[Bug 79531] xorg/driver/xf86-video-ati: output name duplication for providers #1 and up

bugzilla-daemon at freedesktop.org bugzilla-daemon at freedesktop.org
Tue Jun 3 04:40:26 PDT 2014


https://bugs.freedesktop.org/show_bug.cgi?id=79531

--- Comment #2 from Greg Turner <gmt at be-evil.net> ---
(In reply to comment #1)
> You can't change the special case names as this will break the desktop for
> most people.  I had a similar clean up before but it breaks X for too many
> people.  Most desktop environments will just thow up an error saying they
> can't start up.

That certainly may have been the case not too long ago.  And, I'm not an
expert, so perhaps it still is for all I know.  But just to make the case for
this, consider that the victims are going to be only those whose distributions
absorb the 7.4.0 driver, but are still using the Driver-level
"Monitor-${OUTPUT_NAME}" trick to map their monitors.

Of course there will be a many such people, in absolute terms.  But I would
guess that these days, a majority of folks running bleeding edge versions of
this driver don't rely on xorg.conf at all.  Perhaps those that do are mostly
aware that this is no longer the mainstream, recommended way to set things up,
and are even prepared for a certain amount of upgrade troule.  Perhaps not --
but that was my line of thinking.

### [Parts of the exercise]
#1 In the ATI driver bug comment, which driver version must a distribution absorb for its users to be affected?
#2 Continue the ATI driver bug comment from the point where it stops.

[Saved data entries]
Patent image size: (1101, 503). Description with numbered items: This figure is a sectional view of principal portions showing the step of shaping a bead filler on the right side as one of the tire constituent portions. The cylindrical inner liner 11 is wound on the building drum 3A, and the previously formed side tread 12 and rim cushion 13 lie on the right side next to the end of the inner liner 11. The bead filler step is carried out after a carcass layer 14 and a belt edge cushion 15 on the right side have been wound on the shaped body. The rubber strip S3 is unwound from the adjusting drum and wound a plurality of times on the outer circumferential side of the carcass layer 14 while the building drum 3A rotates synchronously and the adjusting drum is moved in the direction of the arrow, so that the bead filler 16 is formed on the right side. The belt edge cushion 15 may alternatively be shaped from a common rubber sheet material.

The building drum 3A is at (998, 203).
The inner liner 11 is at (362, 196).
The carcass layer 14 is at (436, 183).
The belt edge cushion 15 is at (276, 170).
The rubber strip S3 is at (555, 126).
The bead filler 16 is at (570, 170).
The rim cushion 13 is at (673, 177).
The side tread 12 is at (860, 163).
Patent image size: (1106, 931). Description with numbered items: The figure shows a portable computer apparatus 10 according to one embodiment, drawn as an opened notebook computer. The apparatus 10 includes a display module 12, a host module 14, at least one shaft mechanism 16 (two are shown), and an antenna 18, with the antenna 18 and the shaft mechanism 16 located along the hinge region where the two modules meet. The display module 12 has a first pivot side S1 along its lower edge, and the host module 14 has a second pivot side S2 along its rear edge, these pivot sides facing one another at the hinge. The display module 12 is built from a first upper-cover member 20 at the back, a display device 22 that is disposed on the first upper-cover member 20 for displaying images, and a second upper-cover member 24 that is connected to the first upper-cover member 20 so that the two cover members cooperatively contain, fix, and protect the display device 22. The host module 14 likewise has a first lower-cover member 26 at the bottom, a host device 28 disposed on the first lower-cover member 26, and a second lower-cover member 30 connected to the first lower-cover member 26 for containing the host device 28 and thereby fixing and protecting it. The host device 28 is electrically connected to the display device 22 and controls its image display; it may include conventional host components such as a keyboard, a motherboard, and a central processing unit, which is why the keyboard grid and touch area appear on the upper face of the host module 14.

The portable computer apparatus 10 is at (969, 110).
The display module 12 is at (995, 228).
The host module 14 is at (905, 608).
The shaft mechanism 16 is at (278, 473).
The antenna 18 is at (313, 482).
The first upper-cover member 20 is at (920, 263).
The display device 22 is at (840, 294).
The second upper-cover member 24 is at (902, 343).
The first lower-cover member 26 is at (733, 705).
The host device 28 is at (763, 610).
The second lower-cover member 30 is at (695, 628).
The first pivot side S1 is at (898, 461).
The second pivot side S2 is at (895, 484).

### [Set of answers]
#1 The 7.4.0 driver.

#2
The other argument in favor of churning the output names stems from a look at
the code.  To preserve the old output names and the new randr 1.4 provider
functionality, and to ensure unique names going forward will likely require
some sort of matrix of output naming hacks to be maintained in place of the
numdvi, numhdmi, etc., variables that are in there now.  Even so, this won't
prevent people's output names from shuffling around if they plug things into
different ports or shuffle around cards in multi-gpu setups.

So, to me, it seemed that the best course of action would be to "rip the
bandaid off" now.  I worried I'd be contributing to a maintainability problem
adding more and more hacks to the code-base.

Yes some people's setups would break.  Undoubtedly when this change hit certain
distros there would be some nasty waves of unhappy campers showing up in
various support channels with blank screens.

But is the alternative better?  Extending those UMS-compatibility hacks to also
support multi-provider setups seemed like a recipe for continued output naming
snafus, quirky corner-case behavior, and so on, which could eventually total up
to a greater amount of human suffering than a one-time switch that people could
at least be prepared for via release notes, etc.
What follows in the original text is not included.